Material shown:
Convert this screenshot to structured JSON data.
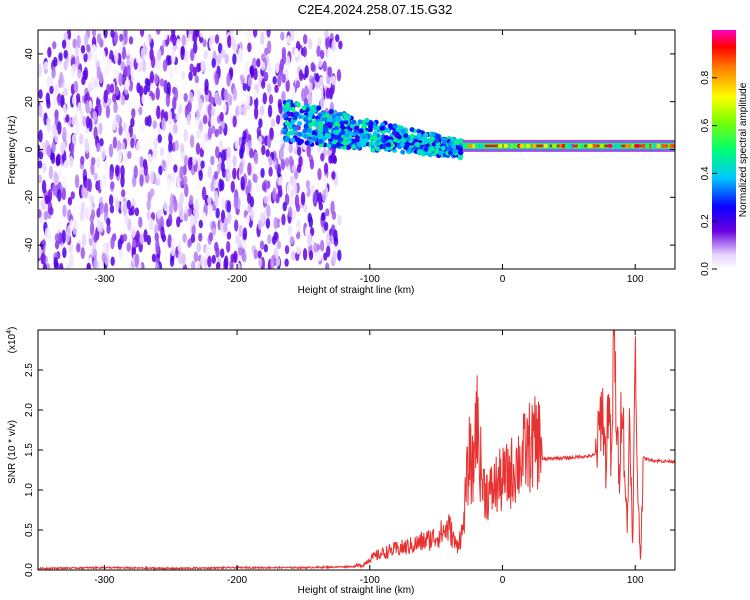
{
  "title": "C2E4.2024.258.07.15.G32",
  "chart_data": [
    {
      "type": "heatmap",
      "xlabel": "Height of straight line (km)",
      "ylabel": "Frequency (Hz)",
      "xlim": [
        -350,
        130
      ],
      "ylim": [
        -50,
        50
      ],
      "xticks": [
        -300,
        -200,
        -100,
        0,
        100
      ],
      "yticks": [
        -40,
        -20,
        0,
        20,
        40
      ],
      "colorbar": {
        "label": "Normalized spectral amplitude",
        "ticks": [
          0.0,
          0.2,
          0.4,
          0.6,
          0.8
        ],
        "range": [
          0,
          1
        ]
      },
      "features": [
        {
          "kind": "broadband_noise",
          "x_range": [
            -350,
            -130
          ],
          "frequency_range": [
            -50,
            50
          ],
          "amplitude": [
            0.0,
            0.2
          ]
        },
        {
          "kind": "descending_trace",
          "x_range": [
            -165,
            -30
          ],
          "frequency_start": 12,
          "frequency_end": 0,
          "amplitude": [
            0.2,
            0.5
          ]
        },
        {
          "kind": "steady_line",
          "x_range": [
            -30,
            130
          ],
          "frequency": 1.5,
          "amplitude": [
            0.4,
            1.0
          ]
        }
      ]
    },
    {
      "type": "line",
      "xlabel": "Height of straight line (km)",
      "ylabel": "SNR (10 * v/v)",
      "scale_label": "(x10",
      "scale_exponent": "4",
      "xlim": [
        -350,
        130
      ],
      "ylim": [
        0,
        3.0
      ],
      "xticks": [
        -300,
        -200,
        -100,
        0,
        100
      ],
      "yticks": [
        0.0,
        0.5,
        1.0,
        1.5,
        2.0,
        2.5
      ],
      "series": [
        {
          "color": "#e83232",
          "x": [
            -350,
            -300,
            -250,
            -200,
            -150,
            -120,
            -105,
            -100,
            -90,
            -80,
            -70,
            -60,
            -50,
            -45,
            -40,
            -35,
            -30,
            -27,
            -25,
            -22,
            -20,
            -17,
            -15,
            -10,
            -5,
            0,
            5,
            10,
            20,
            30,
            40,
            50,
            60,
            65,
            70,
            72,
            75,
            78,
            80,
            82,
            84,
            86,
            88,
            90,
            92,
            94,
            96,
            98,
            100,
            102,
            104,
            106,
            110,
            120,
            130
          ],
          "y": [
            0.02,
            0.03,
            0.02,
            0.03,
            0.03,
            0.04,
            0.05,
            0.12,
            0.18,
            0.22,
            0.25,
            0.3,
            0.35,
            0.4,
            0.45,
            0.25,
            0.4,
            0.9,
            1.2,
            1.0,
            1.7,
            1.2,
            0.9,
            0.8,
            0.9,
            0.95,
            1.0,
            1.1,
            1.3,
            1.38,
            1.4,
            1.4,
            1.42,
            1.42,
            1.44,
            1.6,
            2.1,
            1.3,
            2.3,
            1.2,
            2.95,
            1.8,
            1.1,
            2.4,
            1.3,
            0.5,
            2.1,
            0.15,
            2.6,
            1.0,
            0.1,
            1.4,
            1.38,
            1.36,
            1.36
          ]
        }
      ]
    }
  ]
}
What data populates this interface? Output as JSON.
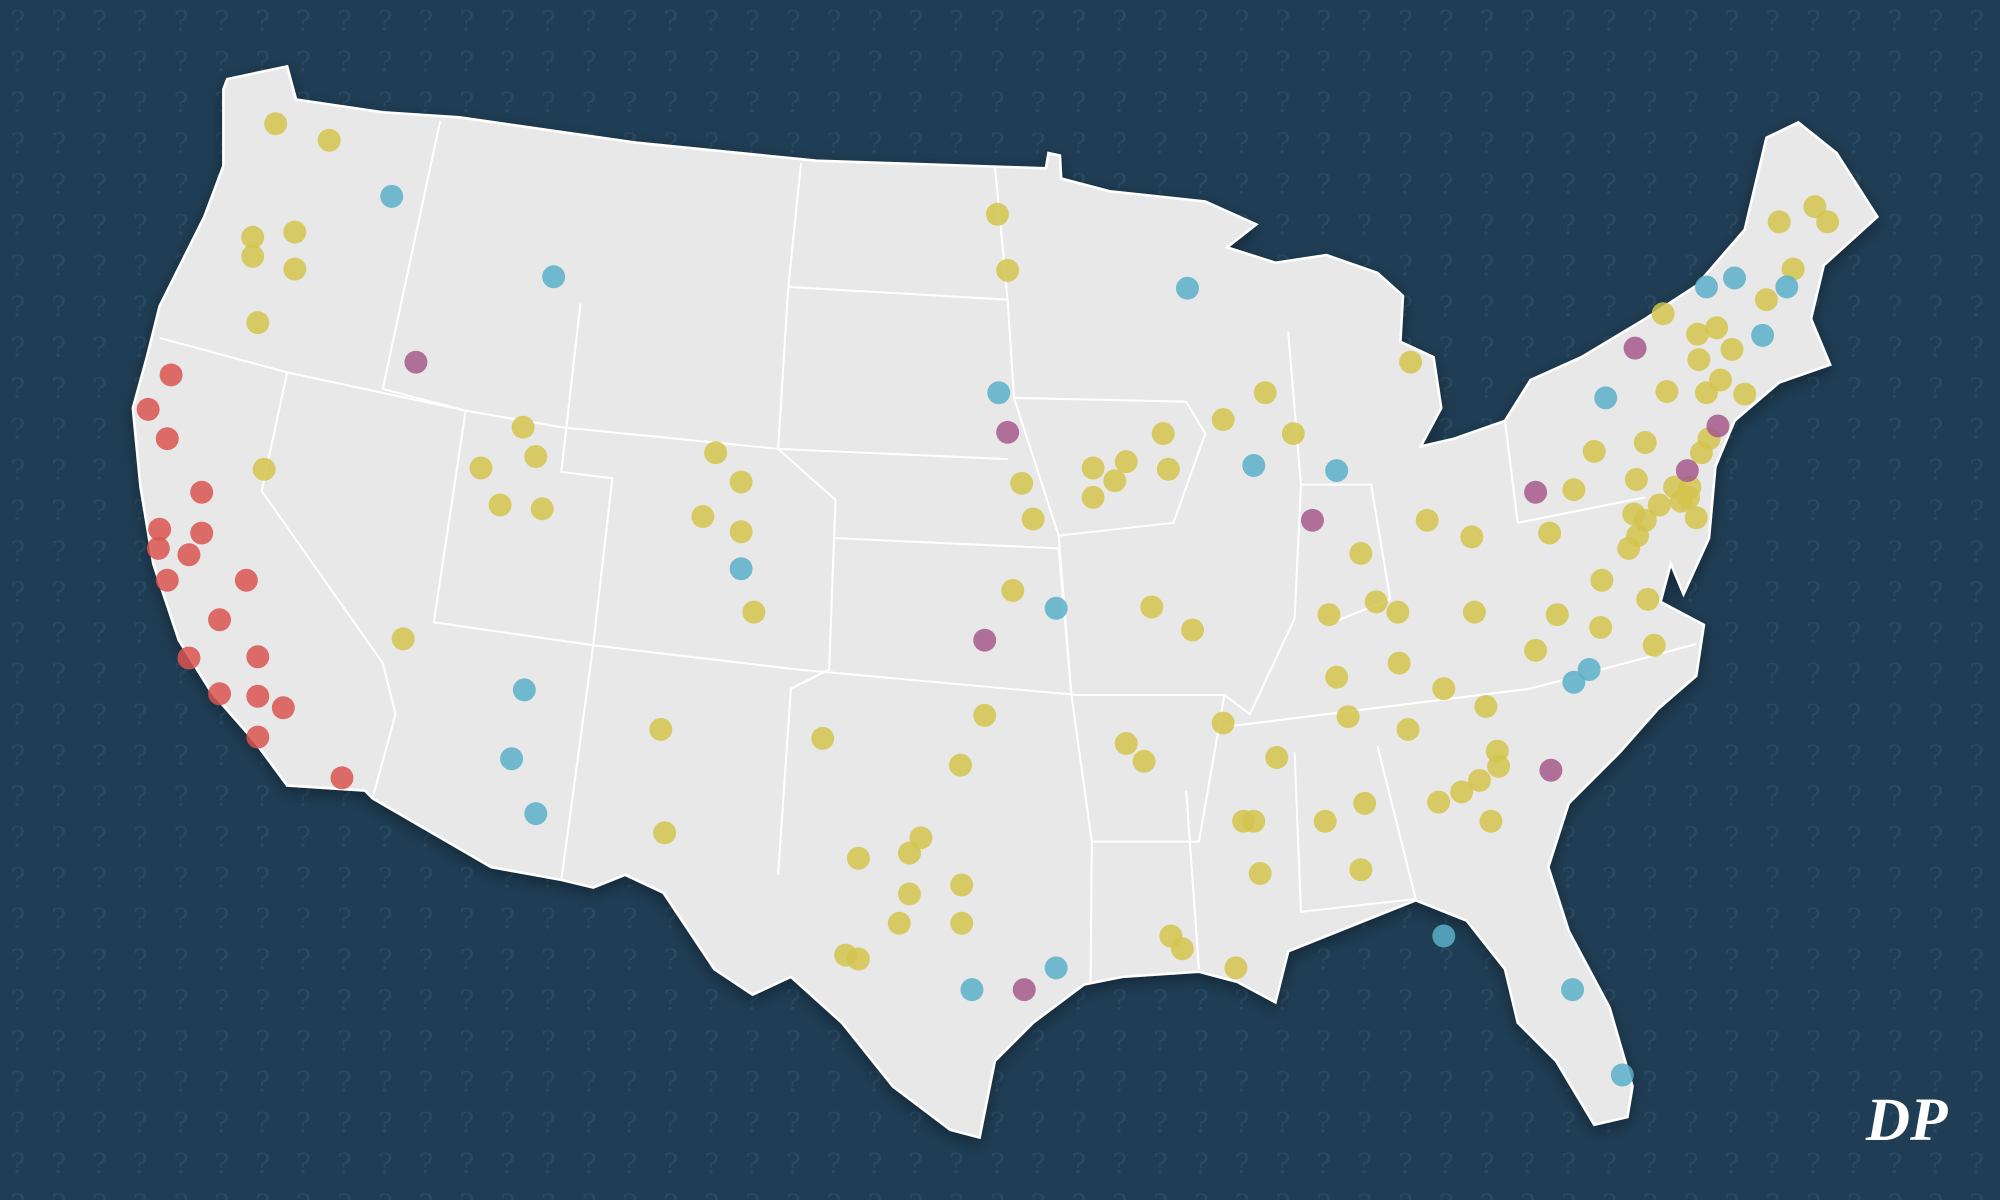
{
  "background_glyph": "?",
  "logo": "DP"
}
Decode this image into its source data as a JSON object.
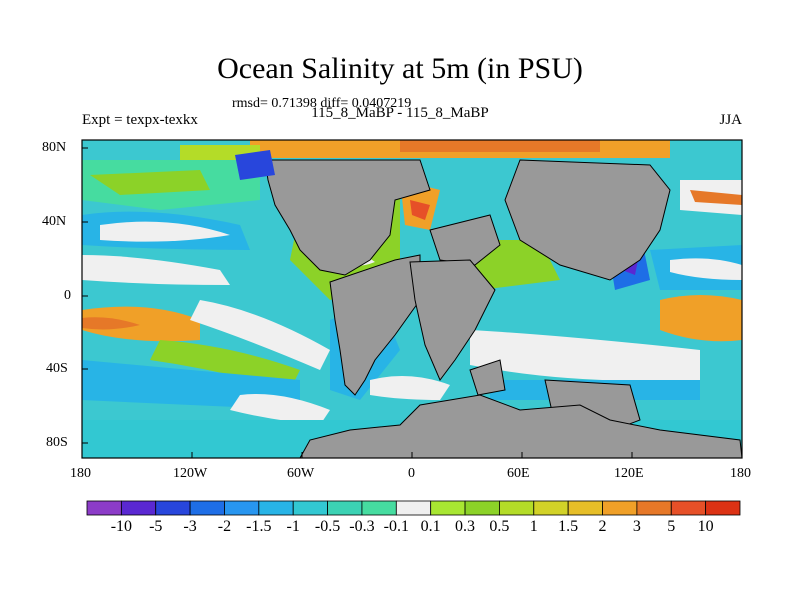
{
  "title": "Ocean Salinity at 5m (in PSU)",
  "stats": "rmsd= 0.71398 diff= 0.0407219",
  "left_label": "Expt = texpx-texkx",
  "center_label": "115_8_MaBP - 115_8_MaBP",
  "right_label": "JJA",
  "lat_ticks": [
    "80N",
    "40N",
    "0",
    "40S",
    "80S"
  ],
  "lon_ticks": [
    "180",
    "120W",
    "60W",
    "0",
    "60E",
    "120E",
    "180"
  ],
  "colorbar": {
    "labels": [
      "-10",
      "-5",
      "-3",
      "-2",
      "-1.5",
      "-1",
      "-0.5",
      "-0.3",
      "-0.1",
      "0.1",
      "0.3",
      "0.5",
      "1",
      "1.5",
      "2",
      "3",
      "5",
      "10"
    ],
    "colors": [
      "#8c3cc8",
      "#5a28d2",
      "#2846dc",
      "#1e6ee6",
      "#2896f0",
      "#28b4e6",
      "#32c8d2",
      "#3cd2b4",
      "#46dca0",
      "#f0f0f0",
      "#a8e632",
      "#8cd228",
      "#b4dc28",
      "#d2d228",
      "#e6be28",
      "#f0a028",
      "#e67828",
      "#e65028",
      "#dc3214"
    ]
  },
  "land_color": "#999999"
}
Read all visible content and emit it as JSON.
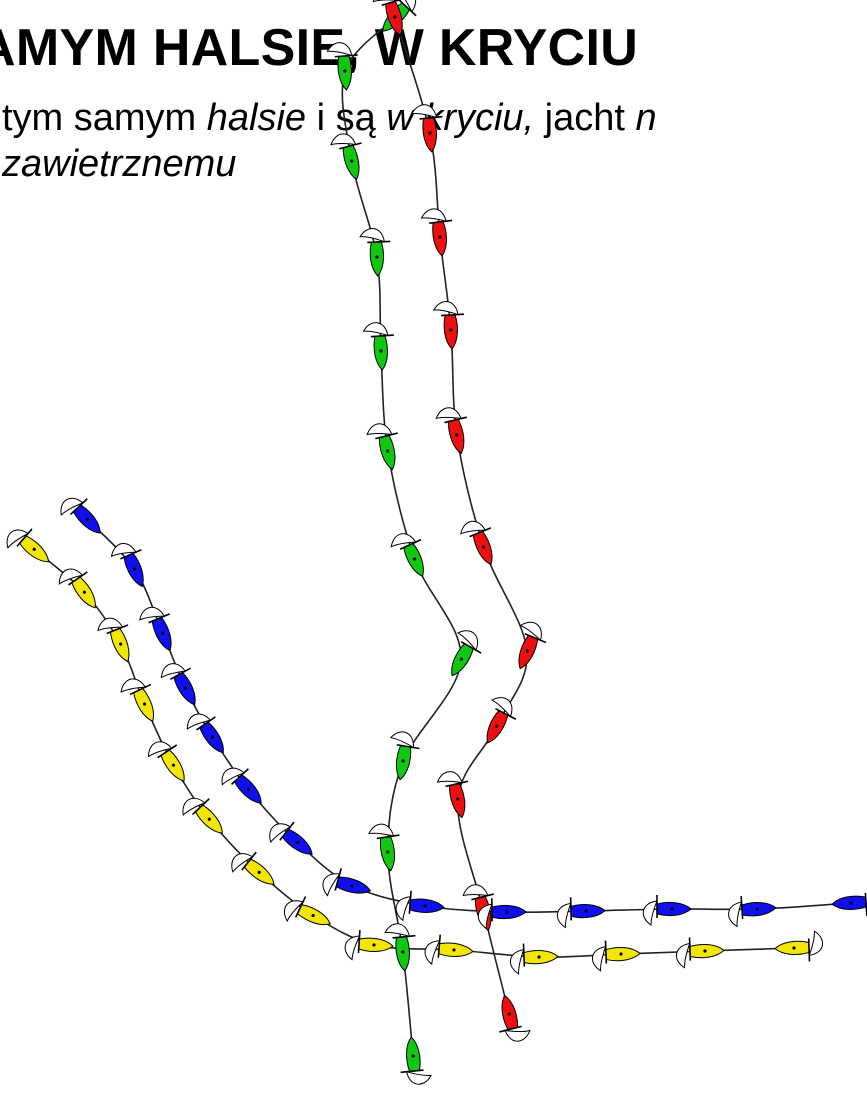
{
  "slide": {
    "title": "AMYM HALSIE, W KRYCIU",
    "subtitle_line1_part1": "tym samym ",
    "subtitle_line1_italic1": "halsie",
    "subtitle_line1_part2": " i są ",
    "subtitle_line1_italic2": "w kryciu,",
    "subtitle_line1_part3": " jacht ",
    "subtitle_line1_italic3": "n",
    "subtitle_line2_italic": "zawietrznemu"
  },
  "diagram": {
    "boats": [
      {
        "name": "green-boat",
        "color": "#10c810"
      },
      {
        "name": "red-boat",
        "color": "#ee1010"
      },
      {
        "name": "blue-boat",
        "color": "#1010ee"
      },
      {
        "name": "yellow-boat",
        "color": "#f3e600"
      }
    ]
  }
}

Task directions:
Your task is to repeat the material above exactly, without its pictures.

Solution to the exercise:
Convert this screenshot to structured JSON data.
{
  "title": "C2E4.2024.258.07.15.G32",
  "chart_data": [
    {
      "type": "heatmap",
      "xlabel": "Height of straight line (km)",
      "ylabel": "Frequency (Hz)",
      "xlim": [
        -350,
        130
      ],
      "ylim": [
        -50,
        50
      ],
      "xticks": [
        -300,
        -200,
        -100,
        0,
        100
      ],
      "yticks": [
        -40,
        -20,
        0,
        20,
        40
      ],
      "colorbar": {
        "label": "Normalized spectral amplitude",
        "ticks": [
          0.0,
          0.2,
          0.4,
          0.6,
          0.8
        ],
        "range": [
          0,
          1
        ]
      },
      "features": [
        {
          "kind": "broadband_noise",
          "x_range": [
            -350,
            -130
          ],
          "frequency_range": [
            -50,
            50
          ],
          "amplitude": [
            0.0,
            0.2
          ]
        },
        {
          "kind": "descending_trace",
          "x_range": [
            -165,
            -30
          ],
          "frequency_start": 12,
          "frequency_end": 0,
          "amplitude": [
            0.2,
            0.5
          ]
        },
        {
          "kind": "steady_line",
          "x_range": [
            -30,
            130
          ],
          "frequency": 1.5,
          "amplitude": [
            0.4,
            1.0
          ]
        }
      ]
    },
    {
      "type": "line",
      "xlabel": "Height of straight line (km)",
      "ylabel": "SNR (10 * v/v)",
      "scale_label": "(x10",
      "scale_exponent": "4",
      "xlim": [
        -350,
        130
      ],
      "ylim": [
        0,
        3.0
      ],
      "xticks": [
        -300,
        -200,
        -100,
        0,
        100
      ],
      "yticks": [
        0.0,
        0.5,
        1.0,
        1.5,
        2.0,
        2.5
      ],
      "series": [
        {
          "color": "#e83232",
          "x": [
            -350,
            -300,
            -250,
            -200,
            -150,
            -120,
            -105,
            -100,
            -90,
            -80,
            -70,
            -60,
            -50,
            -45,
            -40,
            -35,
            -30,
            -27,
            -25,
            -22,
            -20,
            -17,
            -15,
            -10,
            -5,
            0,
            5,
            10,
            20,
            30,
            40,
            50,
            60,
            65,
            70,
            72,
            75,
            78,
            80,
            82,
            84,
            86,
            88,
            90,
            92,
            94,
            96,
            98,
            100,
            102,
            104,
            106,
            110,
            120,
            130
          ],
          "y": [
            0.02,
            0.03,
            0.02,
            0.03,
            0.03,
            0.04,
            0.05,
            0.12,
            0.18,
            0.22,
            0.25,
            0.3,
            0.35,
            0.4,
            0.45,
            0.25,
            0.4,
            0.9,
            1.2,
            1.0,
            1.7,
            1.2,
            0.9,
            0.8,
            0.9,
            0.95,
            1.0,
            1.1,
            1.3,
            1.38,
            1.4,
            1.4,
            1.42,
            1.42,
            1.44,
            1.6,
            2.1,
            1.3,
            2.3,
            1.2,
            2.95,
            1.8,
            1.1,
            2.4,
            1.3,
            0.5,
            2.1,
            0.15,
            2.6,
            1.0,
            0.1,
            1.4,
            1.38,
            1.36,
            1.36
          ]
        }
      ]
    }
  ]
}
What data populates this interface? Output as JSON.
{
  "background_glyph": "?",
  "logo": "DP"
}
Decode this image into its source data as a JSON object.
{
  "title": "Ocean Salinity at 5m (in PSU)",
  "stats": "rmsd= 0.71398 diff= 0.0407219",
  "left_label": "Expt = texpx-texkx",
  "center_label": "115_8_MaBP - 115_8_MaBP",
  "right_label": "JJA",
  "lat_ticks": [
    "80N",
    "40N",
    "0",
    "40S",
    "80S"
  ],
  "lon_ticks": [
    "180",
    "120W",
    "60W",
    "0",
    "60E",
    "120E",
    "180"
  ],
  "colorbar": {
    "labels": [
      "-10",
      "-5",
      "-3",
      "-2",
      "-1.5",
      "-1",
      "-0.5",
      "-0.3",
      "-0.1",
      "0.1",
      "0.3",
      "0.5",
      "1",
      "1.5",
      "2",
      "3",
      "5",
      "10"
    ],
    "colors": [
      "#8c3cc8",
      "#5a28d2",
      "#2846dc",
      "#1e6ee6",
      "#2896f0",
      "#28b4e6",
      "#32c8d2",
      "#3cd2b4",
      "#46dca0",
      "#f0f0f0",
      "#a8e632",
      "#8cd228",
      "#b4dc28",
      "#d2d228",
      "#e6be28",
      "#f0a028",
      "#e67828",
      "#e65028",
      "#dc3214"
    ]
  },
  "land_color": "#999999"
}
Read all visible content and emit it as JSON.
{
  "slide": {
    "title": "AMYM HALSIE, W KRYCIU",
    "subtitle_line1_part1": "tym samym ",
    "subtitle_line1_italic1": "halsie",
    "subtitle_line1_part2": " i są ",
    "subtitle_line1_italic2": "w kryciu,",
    "subtitle_line1_part3": " jacht ",
    "subtitle_line1_italic3": "n",
    "subtitle_line2_italic": "zawietrznemu"
  },
  "diagram": {
    "boats": [
      {
        "name": "green-boat",
        "color": "#10c810"
      },
      {
        "name": "red-boat",
        "color": "#ee1010"
      },
      {
        "name": "blue-boat",
        "color": "#1010ee"
      },
      {
        "name": "yellow-boat",
        "color": "#f3e600"
      }
    ]
  }
}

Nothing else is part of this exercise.